#### Task data
════════════════

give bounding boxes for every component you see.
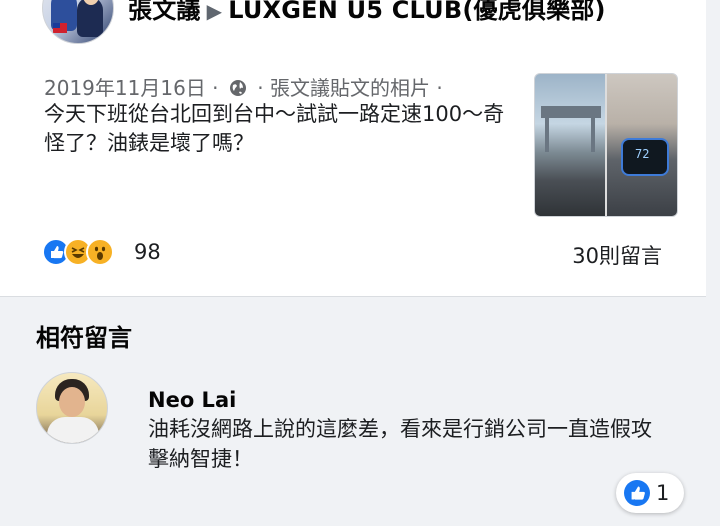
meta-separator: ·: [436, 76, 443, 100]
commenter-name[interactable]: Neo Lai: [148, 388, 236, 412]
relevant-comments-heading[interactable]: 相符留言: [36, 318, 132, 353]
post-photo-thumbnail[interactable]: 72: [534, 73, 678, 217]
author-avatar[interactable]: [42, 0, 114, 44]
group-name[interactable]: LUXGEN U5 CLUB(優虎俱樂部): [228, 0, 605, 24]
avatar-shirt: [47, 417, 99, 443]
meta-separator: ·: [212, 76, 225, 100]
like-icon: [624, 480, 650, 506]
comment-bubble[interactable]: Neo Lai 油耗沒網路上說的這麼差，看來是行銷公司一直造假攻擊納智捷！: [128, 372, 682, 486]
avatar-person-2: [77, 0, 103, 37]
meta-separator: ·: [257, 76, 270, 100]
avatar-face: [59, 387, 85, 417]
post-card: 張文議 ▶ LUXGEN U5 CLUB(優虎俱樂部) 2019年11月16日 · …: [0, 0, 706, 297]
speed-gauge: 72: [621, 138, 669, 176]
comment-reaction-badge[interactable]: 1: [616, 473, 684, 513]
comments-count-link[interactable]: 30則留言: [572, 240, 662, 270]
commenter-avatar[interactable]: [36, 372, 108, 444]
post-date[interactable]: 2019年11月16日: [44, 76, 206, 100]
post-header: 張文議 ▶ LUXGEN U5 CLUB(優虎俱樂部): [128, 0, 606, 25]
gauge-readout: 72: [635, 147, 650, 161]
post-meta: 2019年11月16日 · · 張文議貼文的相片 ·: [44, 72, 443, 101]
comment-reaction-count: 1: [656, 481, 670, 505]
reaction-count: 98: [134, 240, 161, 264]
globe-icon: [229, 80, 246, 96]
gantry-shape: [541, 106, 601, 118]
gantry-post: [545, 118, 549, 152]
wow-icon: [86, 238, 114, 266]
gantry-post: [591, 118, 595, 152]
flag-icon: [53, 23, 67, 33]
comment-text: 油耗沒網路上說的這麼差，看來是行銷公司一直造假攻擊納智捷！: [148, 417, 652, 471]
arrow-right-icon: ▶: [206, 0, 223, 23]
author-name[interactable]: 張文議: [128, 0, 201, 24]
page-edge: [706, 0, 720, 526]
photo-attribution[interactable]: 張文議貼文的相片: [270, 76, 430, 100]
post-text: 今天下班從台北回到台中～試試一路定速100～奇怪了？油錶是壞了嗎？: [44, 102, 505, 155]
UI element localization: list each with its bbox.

════════════════

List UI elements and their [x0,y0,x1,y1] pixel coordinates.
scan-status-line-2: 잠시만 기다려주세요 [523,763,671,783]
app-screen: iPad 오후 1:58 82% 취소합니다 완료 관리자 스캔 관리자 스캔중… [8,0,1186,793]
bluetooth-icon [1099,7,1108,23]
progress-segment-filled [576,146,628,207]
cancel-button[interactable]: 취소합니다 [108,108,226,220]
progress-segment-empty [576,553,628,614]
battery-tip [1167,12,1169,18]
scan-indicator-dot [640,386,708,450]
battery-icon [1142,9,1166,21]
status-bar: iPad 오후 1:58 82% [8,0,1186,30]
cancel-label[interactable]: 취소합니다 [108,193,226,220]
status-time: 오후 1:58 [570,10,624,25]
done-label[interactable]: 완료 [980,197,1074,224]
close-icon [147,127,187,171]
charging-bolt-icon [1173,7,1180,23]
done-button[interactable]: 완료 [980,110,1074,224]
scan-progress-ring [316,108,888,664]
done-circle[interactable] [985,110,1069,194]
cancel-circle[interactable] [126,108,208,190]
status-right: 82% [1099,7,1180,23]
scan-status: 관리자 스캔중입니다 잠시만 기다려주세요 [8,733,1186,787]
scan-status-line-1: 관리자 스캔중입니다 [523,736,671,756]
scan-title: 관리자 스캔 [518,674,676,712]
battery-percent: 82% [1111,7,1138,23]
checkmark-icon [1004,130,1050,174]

════════════════

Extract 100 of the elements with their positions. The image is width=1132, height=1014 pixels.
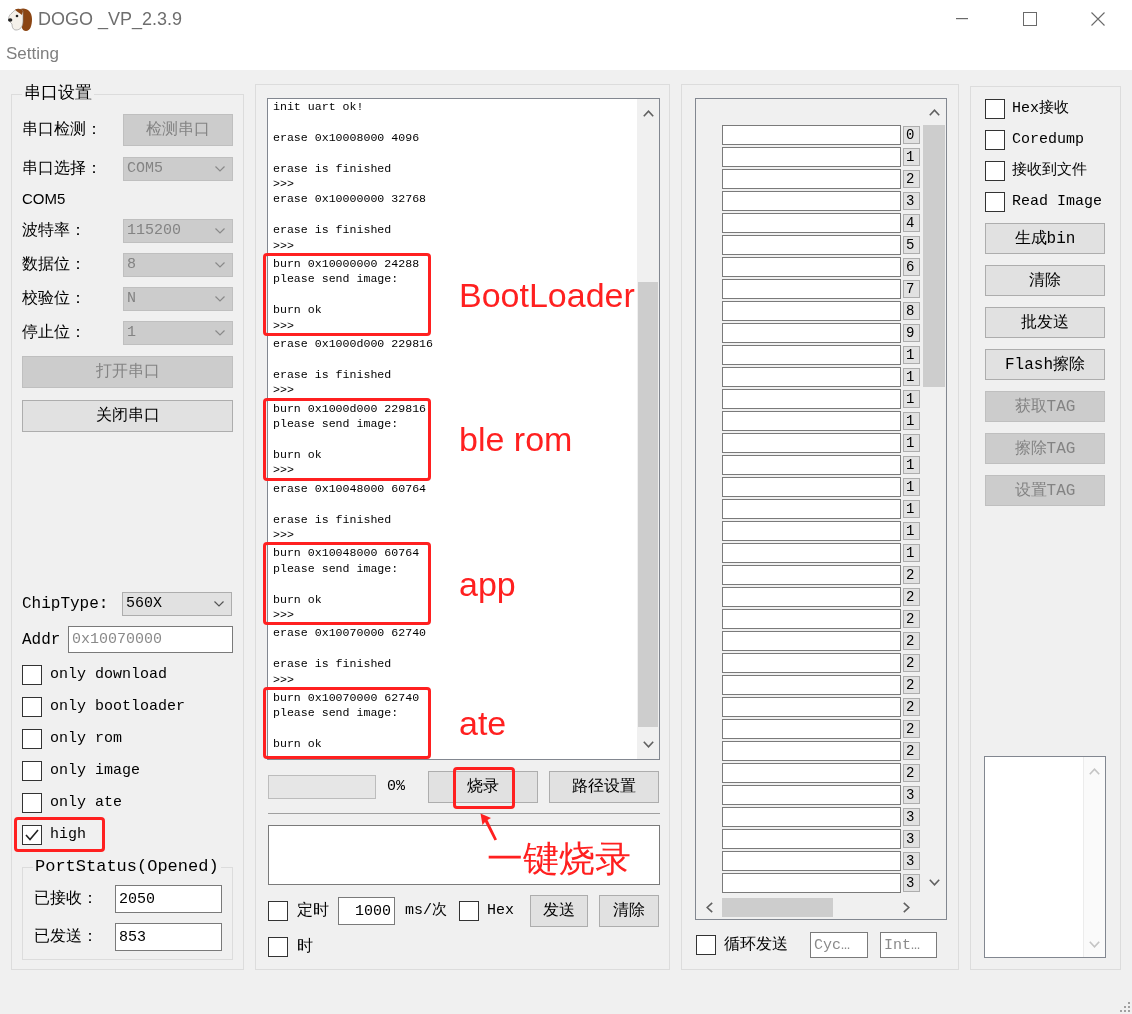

════════════════

#### Stated goal
Arrange the lines from the one containing "give bounding boxes" through the one containing "gauge-readout: 72: [635, 147, 650, 161]" as a Markdown table with the columns Row and Line, numbering each line and skipping blank lines. Leave the pictures out of the answer.

#### Solved exercise
| Row | Line |
|---|---|
| 1 | give bounding boxes for every component you see. |
| 2 | meta-separator: ·: [436, 76, 443, 100] |
| 3 | commenter-name[interactable]: Neo Lai: [148, 388, 236, 412] |
| 4 | relevant-comments-heading[interactable]: 相符留言: [36, 318, 132, 353] |
| 5 | post-photo-thumbnail[interactable]: 72: [534, 73, 678, 217] |
| 6 | author-avatar[interactable]: [42, 0, 114, 44] |
| 7 | group-name[interactable]: LUXGEN U5 CLUB(優虎俱樂部): [228, 0, 605, 24] |
| 8 | avatar-shirt: [47, 417, 99, 443] |
| 9 | meta-separator: ·: [212, 76, 225, 100] |
| 10 | like-icon: [624, 480, 650, 506] |
| 11 | comment-bubble[interactable]: Neo Lai 油耗沒網路上說的這麼差，看來是行銷公司一直造假攻擊納智捷！: [128, 372, 682, 486] |
| 12 | avatar-person-2: [77, 0, 103, 37] |
| 13 | meta-separator: ·: [257, 76, 270, 100] |
| 14 | avatar-face: [59, 387, 85, 417] |
| 15 | post-card: 張文議 ▶ LUXGEN U5 CLUB(優虎俱樂部) 2019年11月16日 · …: [0, 0, 706, 297] |
| 16 | speed-gauge: 72: [621, 138, 669, 176] |
| 17 | comment-reaction-badge[interactable]: 1: [616, 473, 684, 513] |
| 18 | comments-count-link[interactable]: 30則留言: [572, 240, 662, 270] |
| 19 | commenter-avatar[interactable]: [36, 372, 108, 444] |
| 20 | post-date[interactable]: 2019年11月16日: [44, 76, 206, 100] |
| 21 | post-header: 張文議 ▶ LUXGEN U5 CLUB(優虎俱樂部): [128, 0, 606, 25] |
| 22 | gauge-readout: 72: [635, 147, 650, 161] |